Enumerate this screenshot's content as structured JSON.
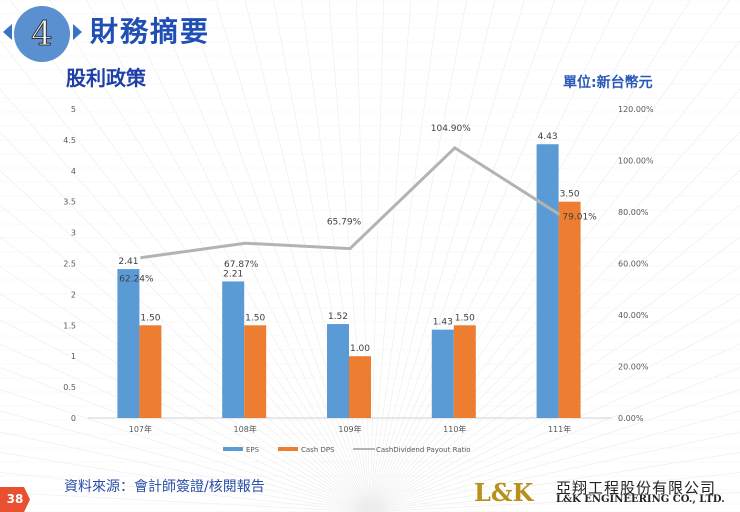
{
  "header": {
    "section_number": "4",
    "title": "財務摘要",
    "subtitle": "股利政策",
    "unit": "單位:新台幣元"
  },
  "footer": {
    "source": "資料來源：會計師簽證/核閱報告",
    "page": "38",
    "logo": "L&K",
    "company_cn": "亞翔工程股份有限公司",
    "company_en": "L&K ENGINEERING CO., LTD."
  },
  "colors": {
    "eps": "#5b9bd5",
    "dps": "#ed7d31",
    "ratio": "#b3b3b3",
    "title": "#1f4fb4"
  },
  "chart_data": {
    "type": "bar+line",
    "categories": [
      "107年",
      "108年",
      "109年",
      "110年",
      "111年"
    ],
    "series": [
      {
        "name": "EPS",
        "type": "bar",
        "axis": "left",
        "values": [
          2.41,
          2.21,
          1.52,
          1.43,
          4.43
        ],
        "labels": [
          "2.41",
          "2.21",
          "1.52",
          "1.43",
          "4.43"
        ]
      },
      {
        "name": "Cash DPS",
        "type": "bar",
        "axis": "left",
        "values": [
          1.5,
          1.5,
          1.0,
          1.5,
          3.5
        ],
        "labels": [
          "1.50",
          "1.50",
          "1.00",
          "1.50",
          "3.50"
        ]
      },
      {
        "name": "CashDividend Payout Ratio",
        "type": "line",
        "axis": "right",
        "values": [
          62.24,
          67.87,
          65.79,
          104.9,
          79.01
        ],
        "labels": [
          "62.24%",
          "67.87%",
          "65.79%",
          "104.90%",
          "79.01%"
        ]
      }
    ],
    "left_axis": {
      "ylim": [
        0,
        5
      ],
      "ticks": [
        "0",
        "0.5",
        "1",
        "1.5",
        "2",
        "2.5",
        "3",
        "3.5",
        "4",
        "4.5",
        "5"
      ]
    },
    "right_axis": {
      "ylim": [
        0,
        120
      ],
      "ticks": [
        "0.00%",
        "20.00%",
        "40.00%",
        "60.00%",
        "80.00%",
        "100.00%",
        "120.00%"
      ]
    },
    "legend": "bottom",
    "grid": false
  }
}
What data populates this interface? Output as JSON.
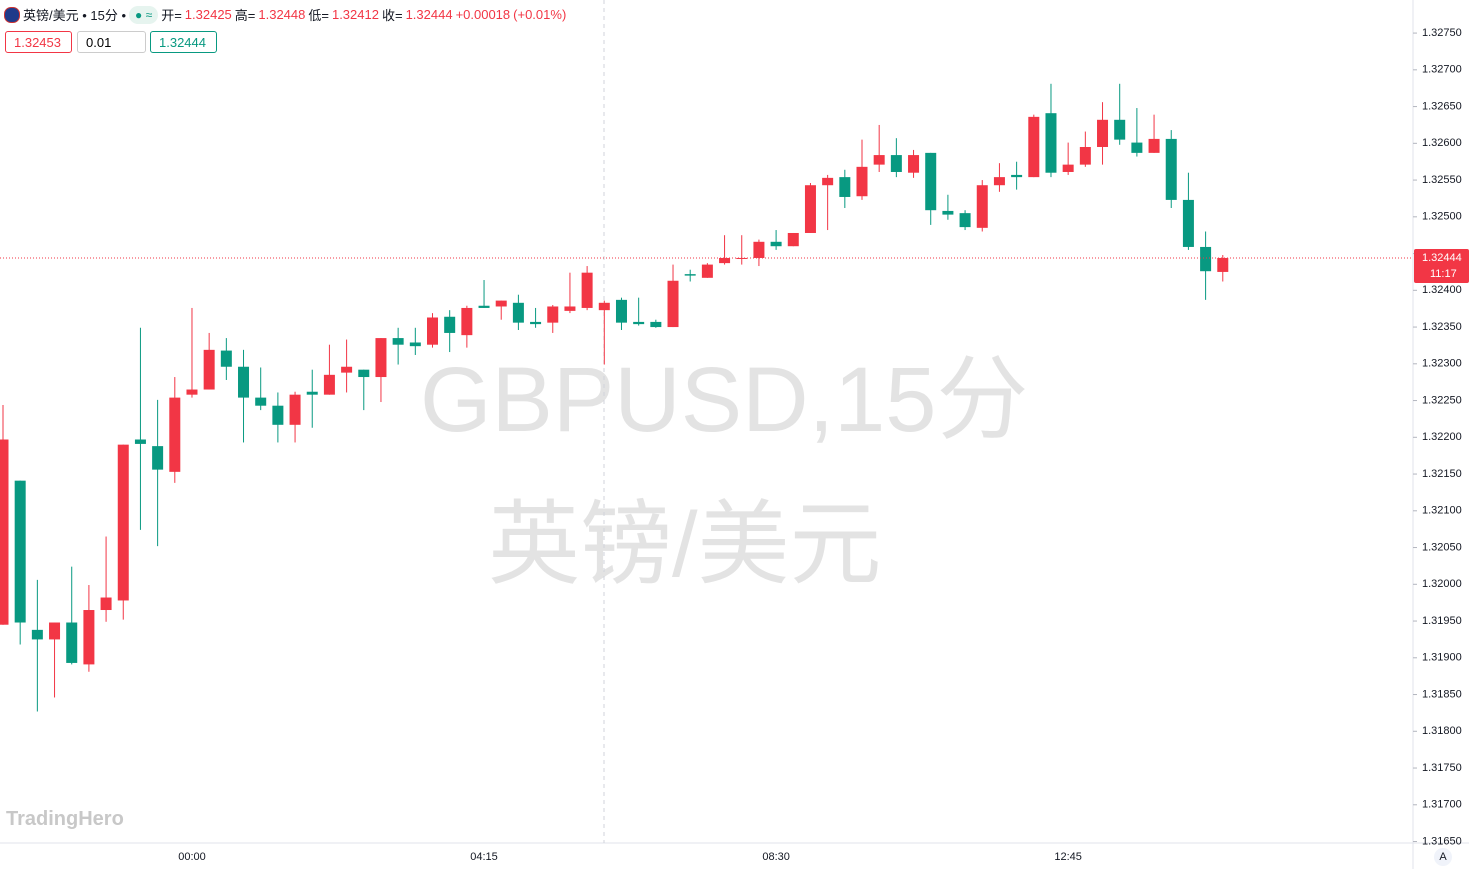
{
  "header": {
    "symbol": "英镑/美元 • 15分 •",
    "open_label": "开=",
    "high_label": "高=",
    "low_label": "低=",
    "close_label": "收=",
    "change": "+0.00018",
    "change_pct": "(+0.01%)"
  },
  "order": {
    "sell": "1.32453",
    "qty": "0.01",
    "buy": "1.32444"
  },
  "watermark": [
    "GBPUSD,15分",
    "英镑/美元"
  ],
  "logo": "TradingHero",
  "axis_mode": "A",
  "countdown": "11:17",
  "chart_data": {
    "type": "candlestick",
    "x": [
      null,
      null,
      null,
      null,
      null,
      null,
      null,
      null,
      null,
      null,
      null,
      "00:00",
      null,
      null,
      null,
      null,
      null,
      null,
      null,
      null,
      null,
      null,
      null,
      null,
      null,
      null,
      null,
      null,
      "04:15",
      null,
      null,
      null,
      null,
      null,
      null,
      null,
      null,
      null,
      null,
      null,
      null,
      null,
      null,
      null,
      null,
      "08:30",
      null,
      null,
      null,
      null,
      null,
      null,
      null,
      null,
      null,
      null,
      null,
      null,
      null,
      null,
      null,
      null,
      "12:45",
      null,
      null,
      null,
      null,
      null,
      null,
      null,
      null,
      null
    ],
    "open": [
      1.31945,
      1.32141,
      1.31938,
      1.31925,
      1.31948,
      1.31891,
      1.31965,
      1.31978,
      1.32197,
      1.32188,
      1.32153,
      1.32258,
      1.32265,
      1.32318,
      1.32296,
      1.32254,
      1.32243,
      1.32217,
      1.32262,
      1.32258,
      1.32288,
      1.32292,
      1.32282,
      1.32335,
      1.32329,
      1.32326,
      1.32364,
      1.32339,
      1.32379,
      1.32378,
      1.32383,
      1.32357,
      1.32356,
      1.32372,
      1.32376,
      1.32373,
      1.32387,
      1.32357,
      1.32357,
      1.3235,
      1.32422,
      1.32417,
      1.32437,
      1.32443,
      1.32444,
      1.32466,
      1.3246,
      1.32478,
      1.32543,
      1.32554,
      1.32528,
      1.32571,
      1.32584,
      1.3256,
      1.32587,
      1.32508,
      1.32505,
      1.32485,
      1.32543,
      1.32557,
      1.32554,
      1.32641,
      1.32561,
      1.32571,
      1.32595,
      1.32632,
      1.32601,
      1.32587,
      1.32606,
      1.32523,
      1.32459,
      1.32425
    ],
    "high": [
      1.32244,
      1.32141,
      1.32006,
      1.31948,
      1.32024,
      1.31999,
      1.32065,
      1.3219,
      1.32349,
      1.32251,
      1.32282,
      1.32376,
      1.32342,
      1.32335,
      1.32319,
      1.32295,
      1.32261,
      1.32262,
      1.32292,
      1.32326,
      1.32333,
      1.32292,
      1.32335,
      1.32349,
      1.32349,
      1.32369,
      1.32373,
      1.32379,
      1.32414,
      1.32386,
      1.32394,
      1.32376,
      1.3238,
      1.32424,
      1.32433,
      1.32386,
      1.3239,
      1.3239,
      1.3236,
      1.32435,
      1.32428,
      1.32437,
      1.32475,
      1.32475,
      1.32469,
      1.32482,
      1.32478,
      1.32546,
      1.32557,
      1.32564,
      1.32605,
      1.32625,
      1.32607,
      1.32591,
      1.32587,
      1.3253,
      1.32509,
      1.3255,
      1.32573,
      1.32575,
      1.32639,
      1.32681,
      1.32601,
      1.32616,
      1.32656,
      1.32681,
      1.32648,
      1.32639,
      1.32618,
      1.3256,
      1.3248,
      1.32448
    ],
    "low": [
      1.31945,
      1.31918,
      1.31827,
      1.31846,
      1.31891,
      1.31881,
      1.31949,
      1.31952,
      1.32074,
      1.32052,
      1.32138,
      1.32254,
      1.32265,
      1.32278,
      1.32193,
      1.32237,
      1.32193,
      1.32193,
      1.32213,
      1.32258,
      1.32261,
      1.32237,
      1.32248,
      1.32299,
      1.32312,
      1.32322,
      1.32316,
      1.32322,
      1.32376,
      1.3236,
      1.32346,
      1.32349,
      1.32342,
      1.32369,
      1.32373,
      1.32299,
      1.32346,
      1.32352,
      1.32349,
      1.3235,
      1.32412,
      1.32417,
      1.32435,
      1.32435,
      1.32433,
      1.32455,
      1.3246,
      1.32478,
      1.32482,
      1.32512,
      1.32523,
      1.32561,
      1.32554,
      1.32553,
      1.32489,
      1.32496,
      1.32482,
      1.3248,
      1.32534,
      1.32537,
      1.32554,
      1.32554,
      1.32557,
      1.32568,
      1.32571,
      1.32598,
      1.32582,
      1.32587,
      1.32512,
      1.32455,
      1.32387,
      1.32412
    ],
    "close": [
      1.32197,
      1.31948,
      1.31925,
      1.31948,
      1.31893,
      1.31965,
      1.31982,
      1.3219,
      1.32191,
      1.32156,
      1.32254,
      1.32265,
      1.32319,
      1.32296,
      1.32254,
      1.32243,
      1.32217,
      1.32258,
      1.32258,
      1.32285,
      1.32296,
      1.32282,
      1.32335,
      1.32326,
      1.32324,
      1.32363,
      1.32342,
      1.32376,
      1.32376,
      1.32386,
      1.32356,
      1.32354,
      1.32378,
      1.32378,
      1.32424,
      1.32383,
      1.32356,
      1.32354,
      1.3235,
      1.32413,
      1.3242,
      1.32435,
      1.32444,
      1.32444,
      1.32466,
      1.3246,
      1.32478,
      1.32543,
      1.32553,
      1.32527,
      1.32568,
      1.32584,
      1.32561,
      1.32584,
      1.32509,
      1.32503,
      1.32486,
      1.32543,
      1.32554,
      1.32554,
      1.32636,
      1.3256,
      1.32571,
      1.32595,
      1.32632,
      1.32605,
      1.32587,
      1.32606,
      1.32523,
      1.32459,
      1.32426,
      1.32444
    ],
    "up_color": "#f23645",
    "down_color": "#089981",
    "ylim": [
      1.31648,
      1.32795
    ],
    "yticks": [
      {
        "value": 1.3165,
        "label": "1.31650"
      },
      {
        "value": 1.317,
        "label": "1.31700"
      },
      {
        "value": 1.3175,
        "label": "1.31750"
      },
      {
        "value": 1.318,
        "label": "1.31800"
      },
      {
        "value": 1.3185,
        "label": "1.31850"
      },
      {
        "value": 1.319,
        "label": "1.31900"
      },
      {
        "value": 1.3195,
        "label": "1.31950"
      },
      {
        "value": 1.32,
        "label": "1.32000"
      },
      {
        "value": 1.3205,
        "label": "1.32050"
      },
      {
        "value": 1.321,
        "label": "1.32100"
      },
      {
        "value": 1.3215,
        "label": "1.32150"
      },
      {
        "value": 1.322,
        "label": "1.32200"
      },
      {
        "value": 1.3225,
        "label": "1.32250"
      },
      {
        "value": 1.323,
        "label": "1.32300"
      },
      {
        "value": 1.3235,
        "label": "1.32350"
      },
      {
        "value": 1.324,
        "label": "1.32400"
      },
      {
        "value": 1.3245,
        "label": "1.32450"
      },
      {
        "value": 1.325,
        "label": "1.32500"
      },
      {
        "value": 1.3255,
        "label": "1.32550"
      },
      {
        "value": 1.326,
        "label": "1.32600"
      },
      {
        "value": 1.3265,
        "label": "1.32650"
      },
      {
        "value": 1.327,
        "label": "1.32700"
      },
      {
        "value": 1.3275,
        "label": "1.32750"
      }
    ],
    "grid": false,
    "last_price_line": true
  }
}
++++++++++++++++++++
REQUEST:
Which lines above contain "this"? Show each of them.

EXERCISE OUTPUT:
Enumerate this screenshot's content as structured JSON.
What data populates this interface? Output as JSON.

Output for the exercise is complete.